TASK INPUT |
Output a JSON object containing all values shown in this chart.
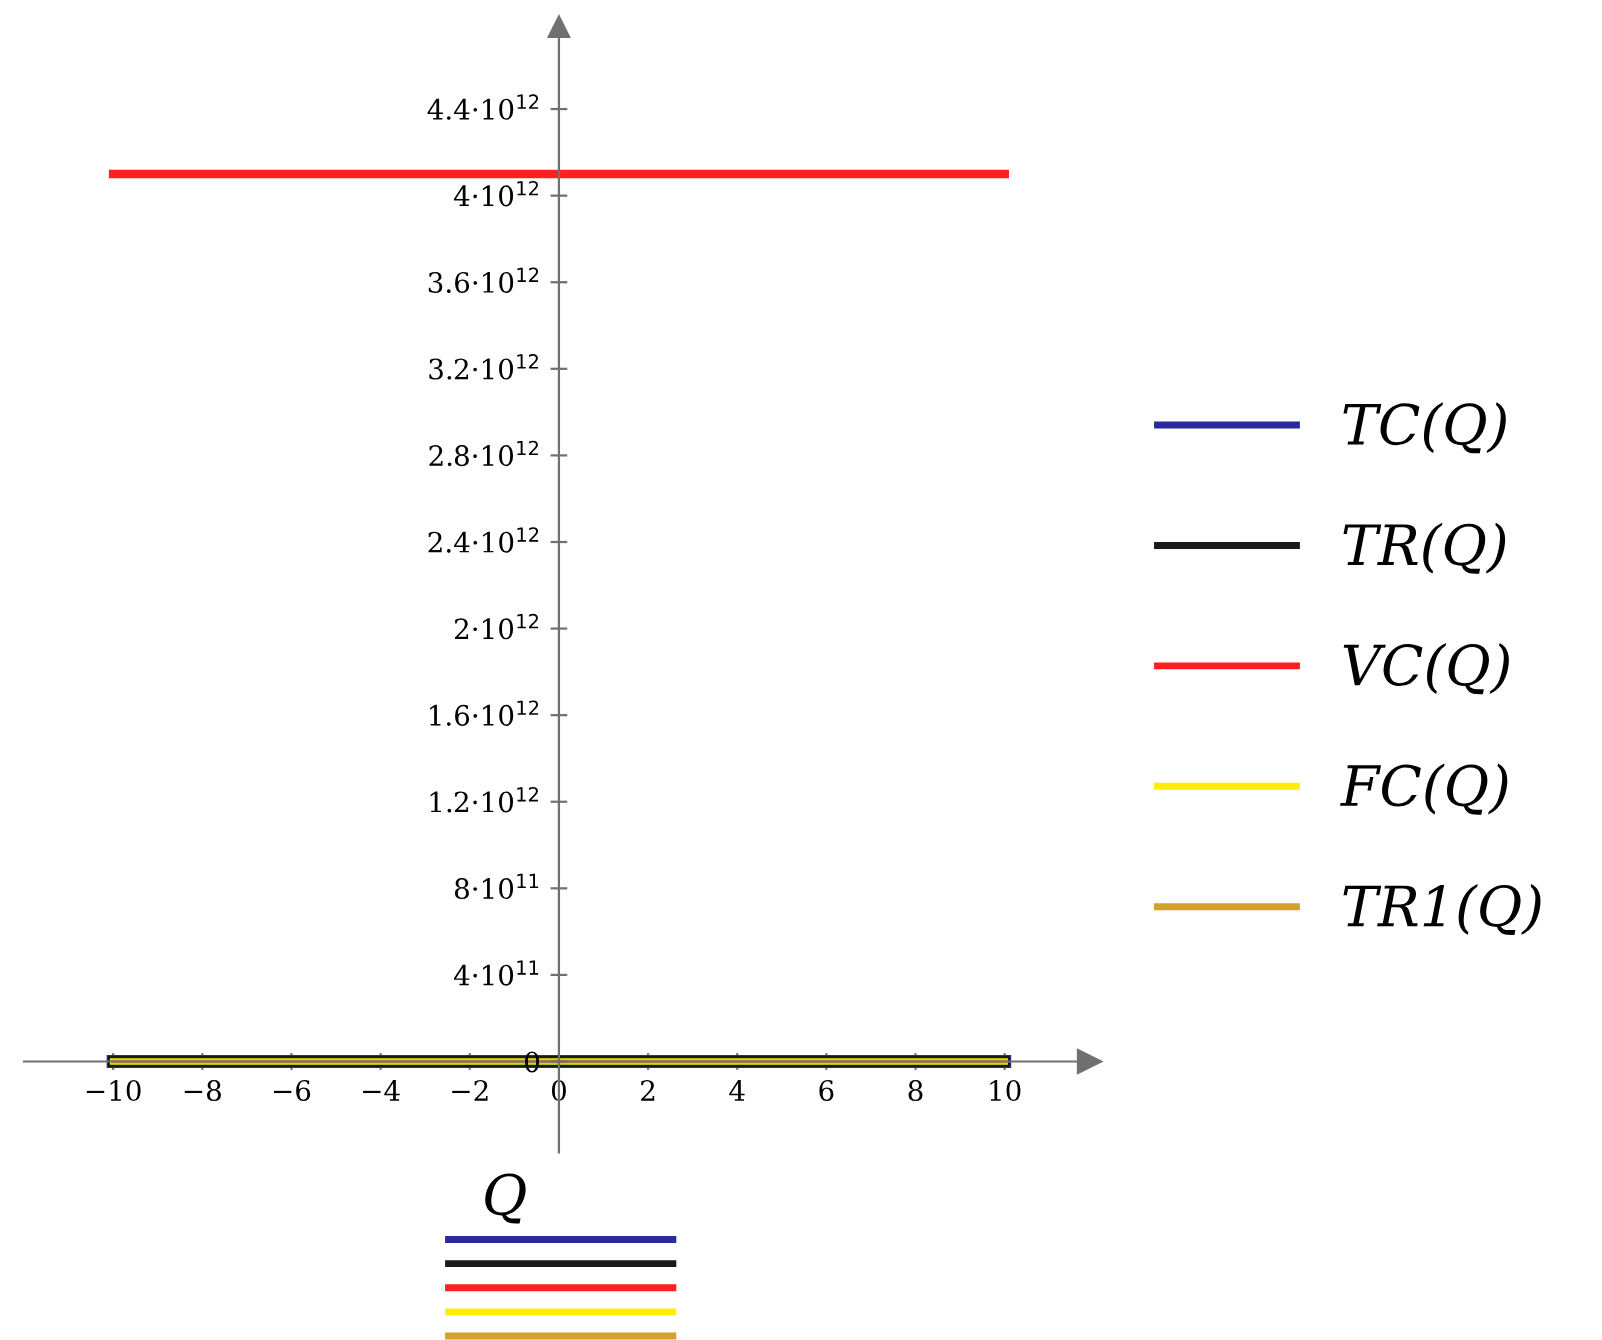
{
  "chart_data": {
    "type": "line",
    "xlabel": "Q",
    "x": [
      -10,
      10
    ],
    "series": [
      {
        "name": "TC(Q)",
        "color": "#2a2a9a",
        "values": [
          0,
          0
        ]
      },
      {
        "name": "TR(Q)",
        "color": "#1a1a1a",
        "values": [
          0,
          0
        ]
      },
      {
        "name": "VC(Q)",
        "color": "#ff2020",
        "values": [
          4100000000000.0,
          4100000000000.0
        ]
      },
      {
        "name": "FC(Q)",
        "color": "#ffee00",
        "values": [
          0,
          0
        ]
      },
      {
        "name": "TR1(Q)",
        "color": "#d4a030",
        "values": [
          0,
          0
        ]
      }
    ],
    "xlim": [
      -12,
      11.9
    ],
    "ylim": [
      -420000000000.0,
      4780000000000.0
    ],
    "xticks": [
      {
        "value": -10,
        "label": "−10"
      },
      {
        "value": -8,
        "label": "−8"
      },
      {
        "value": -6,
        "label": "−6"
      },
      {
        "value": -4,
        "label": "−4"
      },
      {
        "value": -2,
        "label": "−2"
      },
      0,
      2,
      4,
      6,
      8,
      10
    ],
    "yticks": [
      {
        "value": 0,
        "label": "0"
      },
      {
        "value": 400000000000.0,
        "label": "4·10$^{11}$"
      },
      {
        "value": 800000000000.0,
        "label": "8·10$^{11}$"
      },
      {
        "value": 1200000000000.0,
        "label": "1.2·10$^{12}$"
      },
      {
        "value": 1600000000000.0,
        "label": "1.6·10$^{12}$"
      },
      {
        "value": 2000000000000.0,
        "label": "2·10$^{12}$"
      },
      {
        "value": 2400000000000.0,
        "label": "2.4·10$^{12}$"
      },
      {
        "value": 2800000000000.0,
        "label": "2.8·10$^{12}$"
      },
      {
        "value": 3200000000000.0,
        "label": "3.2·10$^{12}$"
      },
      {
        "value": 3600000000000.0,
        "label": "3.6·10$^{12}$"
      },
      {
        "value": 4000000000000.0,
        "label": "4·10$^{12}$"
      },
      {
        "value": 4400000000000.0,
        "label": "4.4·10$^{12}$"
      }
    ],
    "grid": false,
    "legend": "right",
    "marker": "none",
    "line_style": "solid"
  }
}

TASK | Using the material above, gather every line that includes "color".

TASK SOLUTION |
        "color": "#2a2a9a",
        "color": "#1a1a1a",
        "color": "#ff2020",
        "color": "#ffee00",
        "color": "#d4a030",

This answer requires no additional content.